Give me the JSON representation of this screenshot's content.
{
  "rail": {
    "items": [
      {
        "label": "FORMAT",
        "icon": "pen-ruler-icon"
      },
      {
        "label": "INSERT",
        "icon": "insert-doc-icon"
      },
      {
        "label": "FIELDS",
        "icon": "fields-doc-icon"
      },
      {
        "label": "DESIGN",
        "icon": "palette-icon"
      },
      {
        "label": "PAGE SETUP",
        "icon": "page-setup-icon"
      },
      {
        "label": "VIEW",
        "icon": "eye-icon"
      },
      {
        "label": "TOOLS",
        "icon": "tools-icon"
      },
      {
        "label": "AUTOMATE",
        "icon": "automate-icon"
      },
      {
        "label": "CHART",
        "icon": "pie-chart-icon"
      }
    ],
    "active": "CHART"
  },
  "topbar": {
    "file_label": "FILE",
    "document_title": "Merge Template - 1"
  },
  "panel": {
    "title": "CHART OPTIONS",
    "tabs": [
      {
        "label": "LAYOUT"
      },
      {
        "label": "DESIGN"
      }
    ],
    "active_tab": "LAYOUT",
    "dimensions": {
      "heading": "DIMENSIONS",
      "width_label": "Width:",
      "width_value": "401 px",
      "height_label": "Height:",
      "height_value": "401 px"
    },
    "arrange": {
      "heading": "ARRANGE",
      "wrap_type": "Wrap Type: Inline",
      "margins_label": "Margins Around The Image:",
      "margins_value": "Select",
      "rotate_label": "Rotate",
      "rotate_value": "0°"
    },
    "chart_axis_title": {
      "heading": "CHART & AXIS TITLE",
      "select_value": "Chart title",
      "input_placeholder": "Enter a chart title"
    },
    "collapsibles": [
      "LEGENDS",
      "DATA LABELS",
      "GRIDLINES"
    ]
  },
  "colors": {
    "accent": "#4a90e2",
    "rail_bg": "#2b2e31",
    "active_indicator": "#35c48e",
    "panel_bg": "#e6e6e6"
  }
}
════════════════
■ Your objective:
Copy each line of the data exactly, leaving nothing out.

■ Full output:
Give me the JSON representation of this screenshot's content.
{
  "rail": {
    "items": [
      {
        "label": "FORMAT",
        "icon": "pen-ruler-icon"
      },
      {
        "label": "INSERT",
        "icon": "insert-doc-icon"
      },
      {
        "label": "FIELDS",
        "icon": "fields-doc-icon"
      },
      {
        "label": "DESIGN",
        "icon": "palette-icon"
      },
      {
        "label": "PAGE SETUP",
        "icon": "page-setup-icon"
      },
      {
        "label": "VIEW",
        "icon": "eye-icon"
      },
      {
        "label": "TOOLS",
        "icon": "tools-icon"
      },
      {
        "label": "AUTOMATE",
        "icon": "automate-icon"
      },
      {
        "label": "CHART",
        "icon": "pie-chart-icon"
      }
    ],
    "active": "CHART"
  },
  "topbar": {
    "file_label": "FILE",
    "document_title": "Merge Template - 1"
  },
  "panel": {
    "title": "CHART OPTIONS",
    "tabs": [
      {
        "label": "LAYOUT"
      },
      {
        "label": "DESIGN"
      }
    ],
    "active_tab": "LAYOUT",
    "dimensions": {
      "heading": "DIMENSIONS",
      "width_label": "Width:",
      "width_value": "401 px",
      "height_label": "Height:",
      "height_value": "401 px"
    },
    "arrange": {
      "heading": "ARRANGE",
      "wrap_type": "Wrap Type: Inline",
      "margins_label": "Margins Around The Image:",
      "margins_value": "Select",
      "rotate_label": "Rotate",
      "rotate_value": "0°"
    },
    "chart_axis_title": {
      "heading": "CHART & AXIS TITLE",
      "select_value": "Chart title",
      "input_placeholder": "Enter a chart title"
    },
    "collapsibles": [
      "LEGENDS",
      "DATA LABELS",
      "GRIDLINES"
    ]
  },
  "colors": {
    "accent": "#4a90e2",
    "rail_bg": "#2b2e31",
    "active_indicator": "#35c48e",
    "panel_bg": "#e6e6e6"
  }
}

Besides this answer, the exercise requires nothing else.